Stored data
** Begin **

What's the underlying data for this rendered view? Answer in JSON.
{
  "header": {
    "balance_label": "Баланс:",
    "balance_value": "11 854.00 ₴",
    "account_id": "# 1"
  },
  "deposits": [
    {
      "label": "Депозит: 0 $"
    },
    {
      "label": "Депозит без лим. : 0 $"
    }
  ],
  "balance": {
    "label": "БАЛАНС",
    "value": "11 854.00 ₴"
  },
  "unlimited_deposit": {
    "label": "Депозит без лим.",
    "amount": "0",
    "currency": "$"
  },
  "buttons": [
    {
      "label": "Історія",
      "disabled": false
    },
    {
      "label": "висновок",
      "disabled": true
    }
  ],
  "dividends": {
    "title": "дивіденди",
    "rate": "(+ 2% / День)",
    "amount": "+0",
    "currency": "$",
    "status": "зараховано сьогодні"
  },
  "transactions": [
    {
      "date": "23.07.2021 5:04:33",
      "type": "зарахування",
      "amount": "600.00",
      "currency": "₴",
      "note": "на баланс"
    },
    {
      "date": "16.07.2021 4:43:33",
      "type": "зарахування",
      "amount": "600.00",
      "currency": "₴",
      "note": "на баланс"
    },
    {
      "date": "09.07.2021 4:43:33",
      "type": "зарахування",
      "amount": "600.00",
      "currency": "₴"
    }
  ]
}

** End **

**WORK INSTRUCTIONS**
Report how many lines in the data contain the word "currency", with no words besides the number.

**FINISHED ANSWER**
5